Repeat the entire listing exactly.

### Stored rows
* * * *
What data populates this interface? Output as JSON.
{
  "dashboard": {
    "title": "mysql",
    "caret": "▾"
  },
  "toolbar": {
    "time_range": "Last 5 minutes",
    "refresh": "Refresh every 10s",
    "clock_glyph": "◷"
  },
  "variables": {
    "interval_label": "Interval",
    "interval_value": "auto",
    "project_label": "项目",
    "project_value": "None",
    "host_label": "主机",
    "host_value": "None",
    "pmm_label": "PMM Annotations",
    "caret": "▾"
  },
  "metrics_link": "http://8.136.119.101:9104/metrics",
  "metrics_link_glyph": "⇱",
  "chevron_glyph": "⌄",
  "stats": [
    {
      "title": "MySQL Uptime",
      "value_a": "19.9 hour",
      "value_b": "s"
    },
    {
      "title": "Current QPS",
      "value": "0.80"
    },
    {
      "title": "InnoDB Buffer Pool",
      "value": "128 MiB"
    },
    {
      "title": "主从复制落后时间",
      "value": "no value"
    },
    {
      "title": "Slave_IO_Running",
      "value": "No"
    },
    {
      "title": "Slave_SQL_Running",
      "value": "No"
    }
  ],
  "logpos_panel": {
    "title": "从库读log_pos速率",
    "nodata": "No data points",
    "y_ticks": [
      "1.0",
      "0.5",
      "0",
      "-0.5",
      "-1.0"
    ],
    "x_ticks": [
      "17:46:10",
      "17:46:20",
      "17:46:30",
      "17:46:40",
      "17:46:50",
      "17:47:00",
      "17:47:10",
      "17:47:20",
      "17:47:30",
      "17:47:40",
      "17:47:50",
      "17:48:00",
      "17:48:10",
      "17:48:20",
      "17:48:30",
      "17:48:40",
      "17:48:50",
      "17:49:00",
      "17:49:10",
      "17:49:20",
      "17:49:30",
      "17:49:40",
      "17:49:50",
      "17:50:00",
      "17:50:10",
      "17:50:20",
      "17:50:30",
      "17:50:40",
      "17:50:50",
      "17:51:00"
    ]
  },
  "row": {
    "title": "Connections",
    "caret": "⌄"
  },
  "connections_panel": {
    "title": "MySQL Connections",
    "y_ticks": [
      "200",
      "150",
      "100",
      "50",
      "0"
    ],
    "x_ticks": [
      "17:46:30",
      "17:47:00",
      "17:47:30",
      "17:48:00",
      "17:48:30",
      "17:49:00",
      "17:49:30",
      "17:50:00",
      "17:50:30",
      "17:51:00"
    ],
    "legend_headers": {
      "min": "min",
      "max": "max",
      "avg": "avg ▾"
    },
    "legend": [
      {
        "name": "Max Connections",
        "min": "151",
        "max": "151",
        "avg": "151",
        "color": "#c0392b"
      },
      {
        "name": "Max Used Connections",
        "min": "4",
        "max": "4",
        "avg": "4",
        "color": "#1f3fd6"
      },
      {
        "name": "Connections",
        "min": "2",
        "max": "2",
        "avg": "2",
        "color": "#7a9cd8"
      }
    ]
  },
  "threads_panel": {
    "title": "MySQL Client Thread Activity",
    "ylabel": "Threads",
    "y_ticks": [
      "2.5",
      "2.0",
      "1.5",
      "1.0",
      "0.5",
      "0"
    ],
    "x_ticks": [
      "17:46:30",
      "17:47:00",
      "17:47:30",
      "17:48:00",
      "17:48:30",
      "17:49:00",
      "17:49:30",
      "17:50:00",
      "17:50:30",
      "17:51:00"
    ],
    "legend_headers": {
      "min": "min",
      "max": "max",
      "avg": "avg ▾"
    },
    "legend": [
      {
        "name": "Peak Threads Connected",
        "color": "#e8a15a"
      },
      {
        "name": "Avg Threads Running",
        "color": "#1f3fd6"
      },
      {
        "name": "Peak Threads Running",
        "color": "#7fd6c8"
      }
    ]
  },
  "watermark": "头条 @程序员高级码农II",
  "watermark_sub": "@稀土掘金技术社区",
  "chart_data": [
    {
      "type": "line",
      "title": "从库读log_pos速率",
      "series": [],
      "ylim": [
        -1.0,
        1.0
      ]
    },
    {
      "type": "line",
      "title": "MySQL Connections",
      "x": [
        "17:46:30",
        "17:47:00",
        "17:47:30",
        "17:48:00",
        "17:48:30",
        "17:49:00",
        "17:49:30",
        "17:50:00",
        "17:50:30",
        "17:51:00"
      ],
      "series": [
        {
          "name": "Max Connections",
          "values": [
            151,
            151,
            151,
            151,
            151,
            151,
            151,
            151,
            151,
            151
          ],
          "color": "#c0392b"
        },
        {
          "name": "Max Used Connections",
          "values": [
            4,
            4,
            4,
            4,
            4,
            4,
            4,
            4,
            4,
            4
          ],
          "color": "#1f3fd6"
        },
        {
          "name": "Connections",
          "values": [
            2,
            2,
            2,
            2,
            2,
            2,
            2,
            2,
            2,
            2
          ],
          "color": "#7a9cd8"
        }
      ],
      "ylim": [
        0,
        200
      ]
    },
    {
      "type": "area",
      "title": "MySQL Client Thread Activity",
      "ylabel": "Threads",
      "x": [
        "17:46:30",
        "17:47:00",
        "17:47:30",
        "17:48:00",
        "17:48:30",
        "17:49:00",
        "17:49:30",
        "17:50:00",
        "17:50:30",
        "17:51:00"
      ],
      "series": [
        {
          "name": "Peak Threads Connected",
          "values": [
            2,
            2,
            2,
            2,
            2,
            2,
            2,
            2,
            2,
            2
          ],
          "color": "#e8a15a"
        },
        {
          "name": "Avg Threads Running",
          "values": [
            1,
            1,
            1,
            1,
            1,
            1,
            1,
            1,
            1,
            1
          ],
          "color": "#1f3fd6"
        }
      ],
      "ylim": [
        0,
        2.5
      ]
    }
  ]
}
* * * *
### Task result
What data populates this interface? Output as JSON.
{
  "dashboard": {
    "title": "mysql",
    "caret": "▾"
  },
  "toolbar": {
    "time_range": "Last 5 minutes",
    "refresh": "Refresh every 10s",
    "clock_glyph": "◷"
  },
  "variables": {
    "interval_label": "Interval",
    "interval_value": "auto",
    "project_label": "项目",
    "project_value": "None",
    "host_label": "主机",
    "host_value": "None",
    "pmm_label": "PMM Annotations",
    "caret": "▾"
  },
  "metrics_link": "http://8.136.119.101:9104/metrics",
  "metrics_link_glyph": "⇱",
  "chevron_glyph": "⌄",
  "stats": [
    {
      "title": "MySQL Uptime",
      "value_a": "19.9 hour",
      "value_b": "s"
    },
    {
      "title": "Current QPS",
      "value": "0.80"
    },
    {
      "title": "InnoDB Buffer Pool",
      "value": "128 MiB"
    },
    {
      "title": "主从复制落后时间",
      "value": "no value"
    },
    {
      "title": "Slave_IO_Running",
      "value": "No"
    },
    {
      "title": "Slave_SQL_Running",
      "value": "No"
    }
  ],
  "logpos_panel": {
    "title": "从库读log_pos速率",
    "nodata": "No data points",
    "y_ticks": [
      "1.0",
      "0.5",
      "0",
      "-0.5",
      "-1.0"
    ],
    "x_ticks": [
      "17:46:10",
      "17:46:20",
      "17:46:30",
      "17:46:40",
      "17:46:50",
      "17:47:00",
      "17:47:10",
      "17:47:20",
      "17:47:30",
      "17:47:40",
      "17:47:50",
      "17:48:00",
      "17:48:10",
      "17:48:20",
      "17:48:30",
      "17:48:40",
      "17:48:50",
      "17:49:00",
      "17:49:10",
      "17:49:20",
      "17:49:30",
      "17:49:40",
      "17:49:50",
      "17:50:00",
      "17:50:10",
      "17:50:20",
      "17:50:30",
      "17:50:40",
      "17:50:50",
      "17:51:00"
    ]
  },
  "row": {
    "title": "Connections",
    "caret": "⌄"
  },
  "connections_panel": {
    "title": "MySQL Connections",
    "y_ticks": [
      "200",
      "150",
      "100",
      "50",
      "0"
    ],
    "x_ticks": [
      "17:46:30",
      "17:47:00",
      "17:47:30",
      "17:48:00",
      "17:48:30",
      "17:49:00",
      "17:49:30",
      "17:50:00",
      "17:50:30",
      "17:51:00"
    ],
    "legend_headers": {
      "min": "min",
      "max": "max",
      "avg": "avg ▾"
    },
    "legend": [
      {
        "name": "Max Connections",
        "min": "151",
        "max": "151",
        "avg": "151",
        "color": "#c0392b"
      },
      {
        "name": "Max Used Connections",
        "min": "4",
        "max": "4",
        "avg": "4",
        "color": "#1f3fd6"
      },
      {
        "name": "Connections",
        "min": "2",
        "max": "2",
        "avg": "2",
        "color": "#7a9cd8"
      }
    ]
  },
  "threads_panel": {
    "title": "MySQL Client Thread Activity",
    "ylabel": "Threads",
    "y_ticks": [
      "2.5",
      "2.0",
      "1.5",
      "1.0",
      "0.5",
      "0"
    ],
    "x_ticks": [
      "17:46:30",
      "17:47:00",
      "17:47:30",
      "17:48:00",
      "17:48:30",
      "17:49:00",
      "17:49:30",
      "17:50:00",
      "17:50:30",
      "17:51:00"
    ],
    "legend_headers": {
      "min": "min",
      "max": "max",
      "avg": "avg ▾"
    },
    "legend": [
      {
        "name": "Peak Threads Connected",
        "color": "#e8a15a"
      },
      {
        "name": "Avg Threads Running",
        "color": "#1f3fd6"
      },
      {
        "name": "Peak Threads Running",
        "color": "#7fd6c8"
      }
    ]
  },
  "watermark": "头条 @程序员高级码农II",
  "watermark_sub": "@稀土掘金技术社区",
  "chart_data": [
    {
      "type": "line",
      "title": "从库读log_pos速率",
      "series": [],
      "ylim": [
        -1.0,
        1.0
      ]
    },
    {
      "type": "line",
      "title": "MySQL Connections",
      "x": [
        "17:46:30",
        "17:47:00",
        "17:47:30",
        "17:48:00",
        "17:48:30",
        "17:49:00",
        "17:49:30",
        "17:50:00",
        "17:50:30",
        "17:51:00"
      ],
      "series": [
        {
          "name": "Max Connections",
          "values": [
            151,
            151,
            151,
            151,
            151,
            151,
            151,
            151,
            151,
            151
          ],
          "color": "#c0392b"
        },
        {
          "name": "Max Used Connections",
          "values": [
            4,
            4,
            4,
            4,
            4,
            4,
            4,
            4,
            4,
            4
          ],
          "color": "#1f3fd6"
        },
        {
          "name": "Connections",
          "values": [
            2,
            2,
            2,
            2,
            2,
            2,
            2,
            2,
            2,
            2
          ],
          "color": "#7a9cd8"
        }
      ],
      "ylim": [
        0,
        200
      ]
    },
    {
      "type": "area",
      "title": "MySQL Client Thread Activity",
      "ylabel": "Threads",
      "x": [
        "17:46:30",
        "17:47:00",
        "17:47:30",
        "17:48:00",
        "17:48:30",
        "17:49:00",
        "17:49:30",
        "17:50:00",
        "17:50:30",
        "17:51:00"
      ],
      "series": [
        {
          "name": "Peak Threads Connected",
          "values": [
            2,
            2,
            2,
            2,
            2,
            2,
            2,
            2,
            2,
            2
          ],
          "color": "#e8a15a"
        },
        {
          "name": "Avg Threads Running",
          "values": [
            1,
            1,
            1,
            1,
            1,
            1,
            1,
            1,
            1,
            1
          ],
          "color": "#1f3fd6"
        }
      ],
      "ylim": [
        0,
        2.5
      ]
    }
  ]
}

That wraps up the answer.